- WHAT IS NEEDED: Print out each record below, unaltered and complete, without its images.

- DATA SHOWN:
▬▬▬▬▬▬▬▬▬▬

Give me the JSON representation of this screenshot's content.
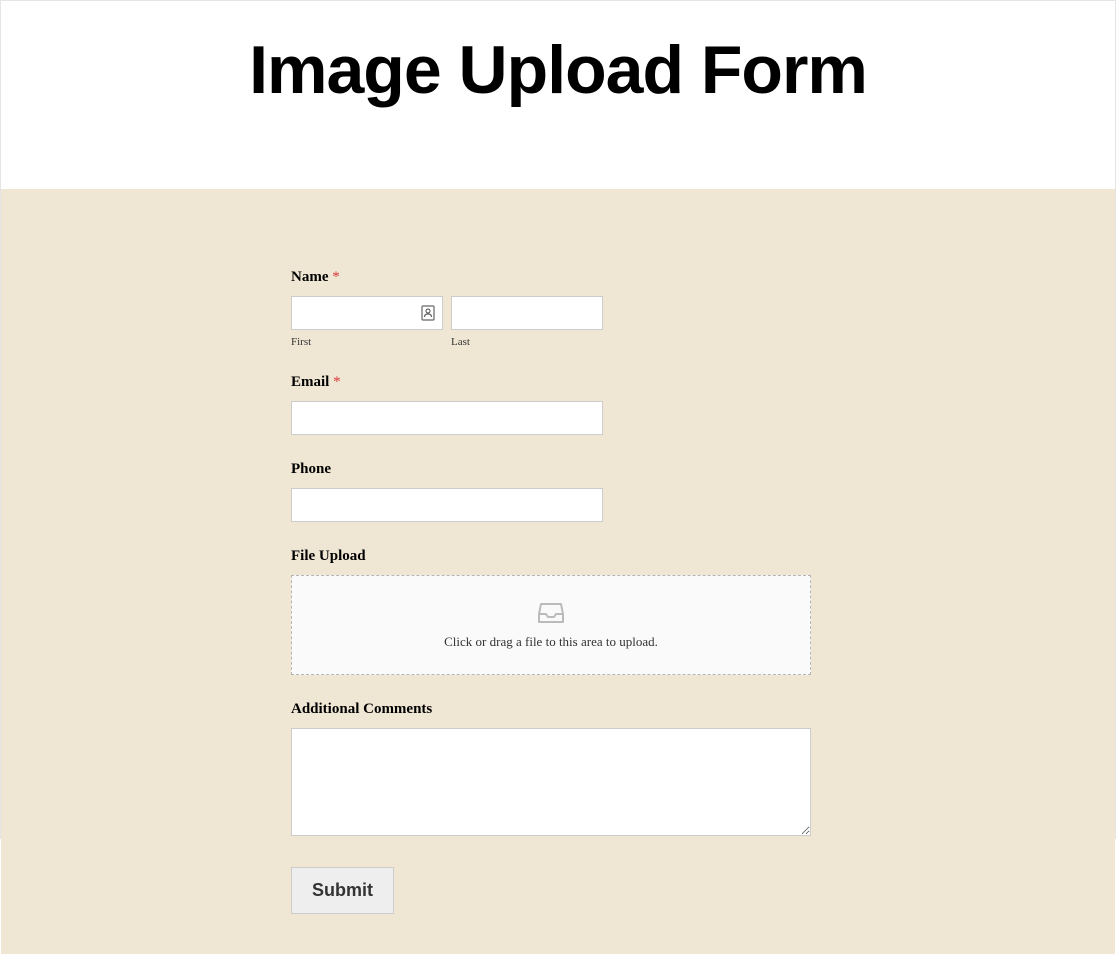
{
  "header": {
    "title": "Image Upload Form"
  },
  "form": {
    "name": {
      "label": "Name",
      "required": "*",
      "first_sublabel": "First",
      "last_sublabel": "Last"
    },
    "email": {
      "label": "Email",
      "required": "*"
    },
    "phone": {
      "label": "Phone"
    },
    "file_upload": {
      "label": "File Upload",
      "dropzone_text": "Click or drag a file to this area to upload."
    },
    "comments": {
      "label": "Additional Comments"
    },
    "submit": {
      "label": "Submit"
    }
  }
}
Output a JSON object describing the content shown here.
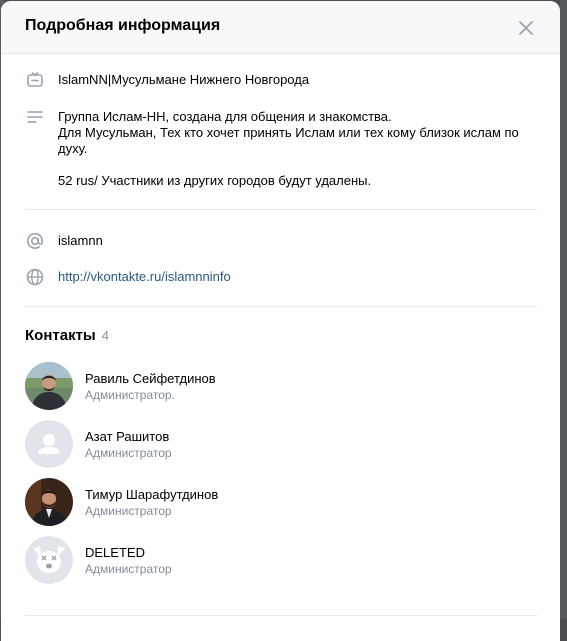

▬▬▬▬▬▬▬▬▬▬

- THE ANSWER:
Give me the JSON representation of this screenshot's content.
{
  "header": {
    "title": "Image Upload Form"
  },
  "form": {
    "name": {
      "label": "Name",
      "required": "*",
      "first_sublabel": "First",
      "last_sublabel": "Last"
    },
    "email": {
      "label": "Email",
      "required": "*"
    },
    "phone": {
      "label": "Phone"
    },
    "file_upload": {
      "label": "File Upload",
      "dropzone_text": "Click or drag a file to this area to upload."
    },
    "comments": {
      "label": "Additional Comments"
    },
    "submit": {
      "label": "Submit"
    }
  }
}
Output a JSON object describing the content shown here.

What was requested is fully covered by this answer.